• [What is expected]: All records must be quoted exactly. Omit the pictures.

• [Input rows]:

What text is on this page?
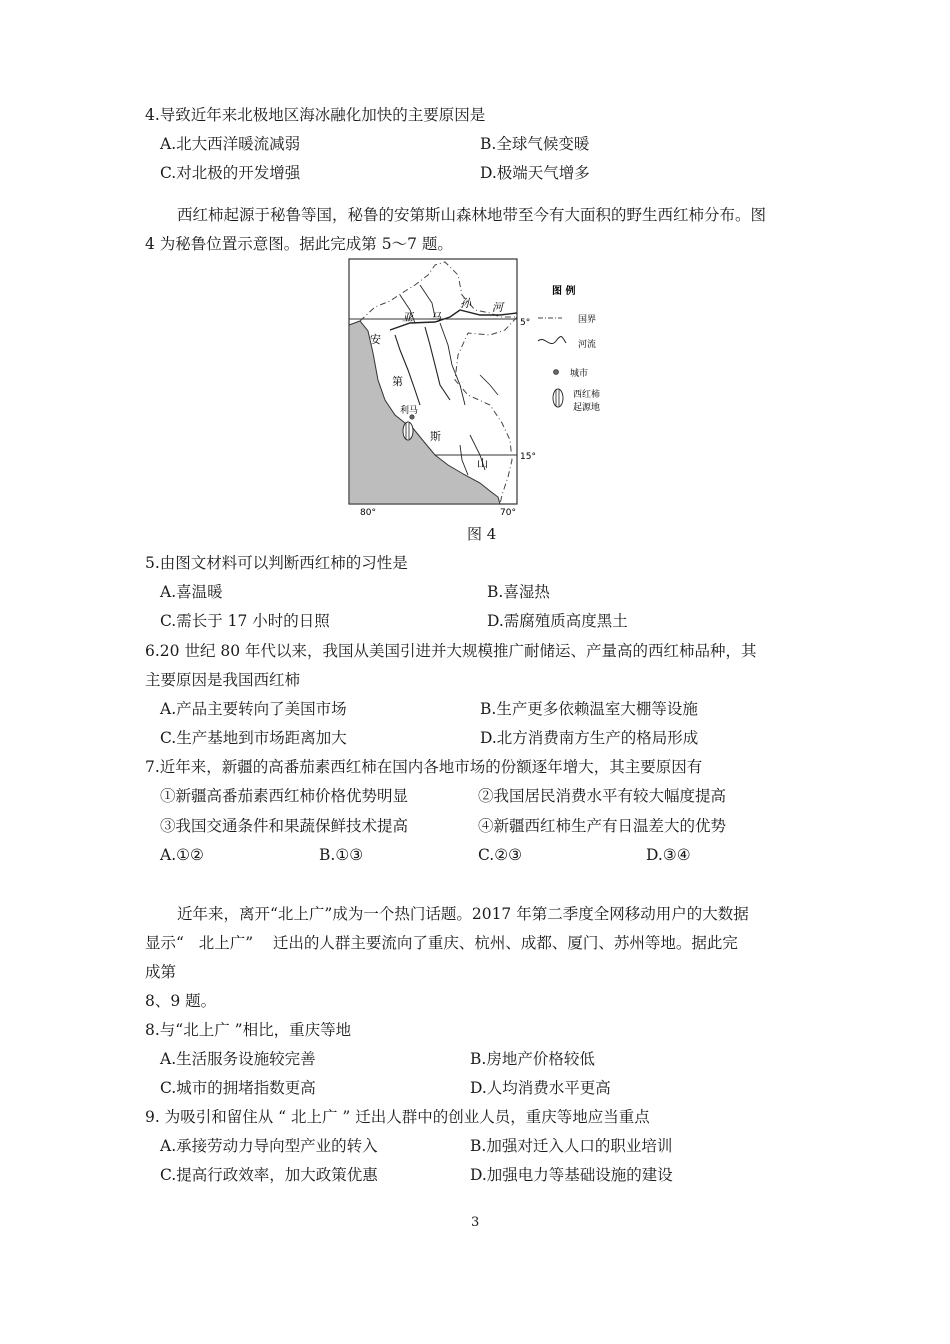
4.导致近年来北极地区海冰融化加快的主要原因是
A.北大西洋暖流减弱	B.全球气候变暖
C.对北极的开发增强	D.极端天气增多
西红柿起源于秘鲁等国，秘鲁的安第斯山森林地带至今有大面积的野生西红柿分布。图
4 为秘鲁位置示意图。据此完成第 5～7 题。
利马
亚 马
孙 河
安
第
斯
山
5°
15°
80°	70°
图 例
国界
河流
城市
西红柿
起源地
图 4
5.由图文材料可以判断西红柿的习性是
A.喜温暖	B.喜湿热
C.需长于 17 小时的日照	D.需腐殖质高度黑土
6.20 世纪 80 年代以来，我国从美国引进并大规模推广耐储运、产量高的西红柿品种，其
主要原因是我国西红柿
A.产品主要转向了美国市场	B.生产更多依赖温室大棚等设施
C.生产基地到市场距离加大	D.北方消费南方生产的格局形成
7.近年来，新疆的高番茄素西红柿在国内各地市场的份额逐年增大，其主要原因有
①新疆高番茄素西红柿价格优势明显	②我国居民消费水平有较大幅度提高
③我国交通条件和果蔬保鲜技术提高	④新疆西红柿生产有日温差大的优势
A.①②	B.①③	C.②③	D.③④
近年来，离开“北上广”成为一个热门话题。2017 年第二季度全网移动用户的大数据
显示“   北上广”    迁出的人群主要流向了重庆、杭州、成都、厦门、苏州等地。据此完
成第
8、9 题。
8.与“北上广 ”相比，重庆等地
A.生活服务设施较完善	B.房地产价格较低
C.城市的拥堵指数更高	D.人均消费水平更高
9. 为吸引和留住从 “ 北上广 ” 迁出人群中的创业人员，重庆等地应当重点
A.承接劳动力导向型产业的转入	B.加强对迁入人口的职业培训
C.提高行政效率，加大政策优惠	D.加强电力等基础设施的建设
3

• [Result]:
What text is on this page?
4.导致近年来北极地区海冰融化加快的主要原因是
A.北大西洋暖流减弱	B.全球气候变暖
C.对北极的开发增强	D.极端天气增多
西红柿起源于秘鲁等国，秘鲁的安第斯山森林地带至今有大面积的野生西红柿分布。图
4 为秘鲁位置示意图。据此完成第 5～7 题。
利马
亚 马
孙 河
安
第
斯
山
5°
15°
80°	70°
图 例
国界
河流
城市
西红柿
起源地
图 4
5.由图文材料可以判断西红柿的习性是
A.喜温暖	B.喜湿热
C.需长于 17 小时的日照	D.需腐殖质高度黑土
6.20 世纪 80 年代以来，我国从美国引进并大规模推广耐储运、产量高的西红柿品种，其
主要原因是我国西红柿
A.产品主要转向了美国市场	B.生产更多依赖温室大棚等设施
C.生产基地到市场距离加大	D.北方消费南方生产的格局形成
7.近年来，新疆的高番茄素西红柿在国内各地市场的份额逐年增大，其主要原因有
①新疆高番茄素西红柿价格优势明显	②我国居民消费水平有较大幅度提高
③我国交通条件和果蔬保鲜技术提高	④新疆西红柿生产有日温差大的优势
A.①②	B.①③	C.②③	D.③④
近年来，离开“北上广”成为一个热门话题。2017 年第二季度全网移动用户的大数据
显示“   北上广”    迁出的人群主要流向了重庆、杭州、成都、厦门、苏州等地。据此完
成第
8、9 题。
8.与“北上广 ”相比，重庆等地
A.生活服务设施较完善	B.房地产价格较低
C.城市的拥堵指数更高	D.人均消费水平更高
9. 为吸引和留住从 “ 北上广 ” 迁出人群中的创业人员，重庆等地应当重点
A.承接劳动力导向型产业的转入	B.加强对迁入人口的职业培训
C.提高行政效率，加大政策优惠	D.加强电力等基础设施的建设
3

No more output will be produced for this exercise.